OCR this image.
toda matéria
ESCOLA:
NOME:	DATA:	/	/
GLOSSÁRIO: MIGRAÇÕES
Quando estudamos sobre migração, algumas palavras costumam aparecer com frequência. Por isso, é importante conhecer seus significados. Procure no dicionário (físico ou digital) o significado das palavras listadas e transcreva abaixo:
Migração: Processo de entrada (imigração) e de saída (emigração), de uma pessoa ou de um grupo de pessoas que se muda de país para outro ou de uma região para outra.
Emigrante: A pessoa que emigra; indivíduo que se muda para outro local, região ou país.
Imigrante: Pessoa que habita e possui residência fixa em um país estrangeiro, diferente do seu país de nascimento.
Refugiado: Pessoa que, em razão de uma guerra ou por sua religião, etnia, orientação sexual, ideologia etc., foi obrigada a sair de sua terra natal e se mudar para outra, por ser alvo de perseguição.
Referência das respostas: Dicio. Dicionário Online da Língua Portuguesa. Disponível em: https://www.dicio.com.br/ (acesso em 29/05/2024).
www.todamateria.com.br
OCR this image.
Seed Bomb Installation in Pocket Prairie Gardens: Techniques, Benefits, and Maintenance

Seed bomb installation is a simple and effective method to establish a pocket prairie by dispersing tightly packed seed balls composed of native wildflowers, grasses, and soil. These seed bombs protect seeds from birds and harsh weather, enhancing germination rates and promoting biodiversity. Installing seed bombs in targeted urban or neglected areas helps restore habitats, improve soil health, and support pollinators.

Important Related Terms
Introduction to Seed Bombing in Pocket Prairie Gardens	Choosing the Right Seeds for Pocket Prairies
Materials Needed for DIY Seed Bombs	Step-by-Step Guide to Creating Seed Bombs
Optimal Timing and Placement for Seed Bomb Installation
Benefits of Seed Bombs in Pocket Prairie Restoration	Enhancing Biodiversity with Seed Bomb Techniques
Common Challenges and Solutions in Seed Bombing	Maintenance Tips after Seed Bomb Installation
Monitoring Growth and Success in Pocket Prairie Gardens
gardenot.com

• Brief: Write the data out again in full and exactly.

• In response:
OCR this image.
toda matéria
ESCOLA:
NOME:	DATA:	/	/
GLOSSÁRIO: MIGRAÇÕES
Quando estudamos sobre migração, algumas palavras costumam aparecer com frequência. Por isso, é importante conhecer seus significados. Procure no dicionário (físico ou digital) o significado das palavras listadas e transcreva abaixo:
Migração: Processo de entrada (imigração) e de saída (emigração), de uma pessoa ou de um grupo de pessoas que se muda de país para outro ou de uma região para outra.
Emigrante: A pessoa que emigra; indivíduo que se muda para outro local, região ou país.
Imigrante: Pessoa que habita e possui residência fixa em um país estrangeiro, diferente do seu país de nascimento.
Refugiado: Pessoa que, em razão de uma guerra ou por sua religião, etnia, orientação sexual, ideologia etc., foi obrigada a sair de sua terra natal e se mudar para outra, por ser alvo de perseguição.
Referência das respostas: Dicio. Dicionário Online da Língua Portuguesa. Disponível em: https://www.dicio.com.br/ (acesso em 29/05/2024).
www.todamateria.com.br
OCR this image.
Seed Bomb Installation in Pocket Prairie Gardens: Techniques, Benefits, and Maintenance

Seed bomb installation is a simple and effective method to establish a pocket prairie by dispersing tightly packed seed balls composed of native wildflowers, grasses, and soil. These seed bombs protect seeds from birds and harsh weather, enhancing germination rates and promoting biodiversity. Installing seed bombs in targeted urban or neglected areas helps restore habitats, improve soil health, and support pollinators.

Important Related Terms
Introduction to Seed Bombing in Pocket Prairie Gardens	Choosing the Right Seeds for Pocket Prairies
Materials Needed for DIY Seed Bombs	Step-by-Step Guide to Creating Seed Bombs
Optimal Timing and Placement for Seed Bomb Installation
Benefits of Seed Bombs in Pocket Prairie Restoration	Enhancing Biodiversity with Seed Bomb Techniques
Common Challenges and Solutions in Seed Bombing	Maintenance Tips after Seed Bomb Installation
Monitoring Growth and Success in Pocket Prairie Gardens
gardenot.com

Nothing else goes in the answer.